- What is being asked:
Extract every line that includes the string "title".

****************************************

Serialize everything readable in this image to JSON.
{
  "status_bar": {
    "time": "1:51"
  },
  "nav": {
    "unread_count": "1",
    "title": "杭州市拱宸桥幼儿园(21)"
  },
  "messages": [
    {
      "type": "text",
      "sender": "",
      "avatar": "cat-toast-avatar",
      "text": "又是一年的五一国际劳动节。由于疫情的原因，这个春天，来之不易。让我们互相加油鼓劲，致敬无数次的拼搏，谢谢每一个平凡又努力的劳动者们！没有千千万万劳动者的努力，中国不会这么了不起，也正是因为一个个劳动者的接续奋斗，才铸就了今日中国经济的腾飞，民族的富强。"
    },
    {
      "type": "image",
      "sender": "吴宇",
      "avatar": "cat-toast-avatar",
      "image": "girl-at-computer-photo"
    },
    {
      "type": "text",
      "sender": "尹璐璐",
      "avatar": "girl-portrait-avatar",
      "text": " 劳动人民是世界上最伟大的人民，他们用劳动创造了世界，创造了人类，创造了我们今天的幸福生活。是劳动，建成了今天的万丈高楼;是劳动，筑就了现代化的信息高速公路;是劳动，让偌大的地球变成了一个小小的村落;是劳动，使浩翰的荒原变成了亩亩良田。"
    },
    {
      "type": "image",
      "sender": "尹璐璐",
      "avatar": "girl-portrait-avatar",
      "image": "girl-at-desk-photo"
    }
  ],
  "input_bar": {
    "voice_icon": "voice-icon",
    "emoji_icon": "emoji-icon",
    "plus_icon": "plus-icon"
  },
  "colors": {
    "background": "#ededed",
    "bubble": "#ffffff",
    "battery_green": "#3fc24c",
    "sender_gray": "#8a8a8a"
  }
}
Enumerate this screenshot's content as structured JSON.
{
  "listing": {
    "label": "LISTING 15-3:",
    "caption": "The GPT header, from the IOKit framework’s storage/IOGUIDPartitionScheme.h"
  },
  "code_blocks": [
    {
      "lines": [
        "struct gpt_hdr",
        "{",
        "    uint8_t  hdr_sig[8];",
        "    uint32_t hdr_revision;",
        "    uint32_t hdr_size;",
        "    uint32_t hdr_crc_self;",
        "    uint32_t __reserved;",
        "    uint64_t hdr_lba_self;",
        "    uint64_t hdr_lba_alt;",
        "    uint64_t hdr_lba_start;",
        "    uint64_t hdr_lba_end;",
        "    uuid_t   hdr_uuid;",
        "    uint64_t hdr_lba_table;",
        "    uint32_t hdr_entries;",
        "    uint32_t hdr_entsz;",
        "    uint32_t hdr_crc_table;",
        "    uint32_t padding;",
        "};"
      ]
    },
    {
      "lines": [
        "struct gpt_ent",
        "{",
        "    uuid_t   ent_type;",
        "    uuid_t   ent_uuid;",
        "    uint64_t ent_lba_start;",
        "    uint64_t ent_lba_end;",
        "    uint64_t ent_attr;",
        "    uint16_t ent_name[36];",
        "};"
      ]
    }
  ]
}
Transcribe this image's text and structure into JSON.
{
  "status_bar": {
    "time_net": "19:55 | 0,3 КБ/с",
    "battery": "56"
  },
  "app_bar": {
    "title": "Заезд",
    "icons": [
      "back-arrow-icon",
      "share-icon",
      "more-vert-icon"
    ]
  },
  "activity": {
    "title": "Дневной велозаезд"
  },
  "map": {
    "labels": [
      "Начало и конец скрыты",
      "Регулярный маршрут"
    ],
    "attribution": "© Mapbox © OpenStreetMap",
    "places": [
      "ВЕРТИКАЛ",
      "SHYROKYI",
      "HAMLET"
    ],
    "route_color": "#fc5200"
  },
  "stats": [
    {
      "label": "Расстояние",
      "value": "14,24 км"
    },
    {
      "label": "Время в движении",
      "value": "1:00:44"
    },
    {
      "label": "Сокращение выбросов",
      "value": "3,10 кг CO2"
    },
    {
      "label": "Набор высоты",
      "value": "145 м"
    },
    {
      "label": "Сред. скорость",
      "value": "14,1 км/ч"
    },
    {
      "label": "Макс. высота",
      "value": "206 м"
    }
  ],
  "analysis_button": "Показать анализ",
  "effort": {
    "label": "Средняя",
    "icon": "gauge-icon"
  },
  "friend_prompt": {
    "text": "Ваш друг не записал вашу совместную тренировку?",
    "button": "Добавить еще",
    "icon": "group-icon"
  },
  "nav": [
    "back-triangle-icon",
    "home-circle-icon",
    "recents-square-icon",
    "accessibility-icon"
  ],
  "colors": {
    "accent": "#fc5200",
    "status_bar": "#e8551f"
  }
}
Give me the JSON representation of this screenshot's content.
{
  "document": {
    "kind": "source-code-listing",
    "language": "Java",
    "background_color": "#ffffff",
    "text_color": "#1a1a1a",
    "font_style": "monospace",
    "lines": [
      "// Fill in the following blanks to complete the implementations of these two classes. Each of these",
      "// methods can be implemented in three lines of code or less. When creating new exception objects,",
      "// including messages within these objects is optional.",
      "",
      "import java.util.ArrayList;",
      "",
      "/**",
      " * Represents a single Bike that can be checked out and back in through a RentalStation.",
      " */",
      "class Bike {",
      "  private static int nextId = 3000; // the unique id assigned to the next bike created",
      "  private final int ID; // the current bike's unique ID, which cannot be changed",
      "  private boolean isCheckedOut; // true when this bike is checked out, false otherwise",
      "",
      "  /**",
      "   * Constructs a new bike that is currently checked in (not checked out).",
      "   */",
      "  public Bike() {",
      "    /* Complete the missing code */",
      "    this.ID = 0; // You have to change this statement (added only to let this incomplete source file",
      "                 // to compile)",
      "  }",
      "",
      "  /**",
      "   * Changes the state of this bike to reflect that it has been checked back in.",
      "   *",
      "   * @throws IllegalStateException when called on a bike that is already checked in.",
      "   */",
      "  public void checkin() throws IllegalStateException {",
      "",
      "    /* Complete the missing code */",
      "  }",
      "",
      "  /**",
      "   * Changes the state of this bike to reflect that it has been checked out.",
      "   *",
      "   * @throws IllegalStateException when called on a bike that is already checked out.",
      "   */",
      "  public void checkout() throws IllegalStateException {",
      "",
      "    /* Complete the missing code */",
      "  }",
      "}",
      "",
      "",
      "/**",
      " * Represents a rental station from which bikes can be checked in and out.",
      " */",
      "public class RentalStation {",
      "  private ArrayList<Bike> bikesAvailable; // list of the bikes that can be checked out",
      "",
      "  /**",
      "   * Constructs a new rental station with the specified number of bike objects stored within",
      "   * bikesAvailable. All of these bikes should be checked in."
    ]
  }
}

****************************************

- Exercise answer:
    "title": "杭州市拱宸桥幼儿园(21)"
    "title": "Заезд",
    "title": "Дневной велозаезд"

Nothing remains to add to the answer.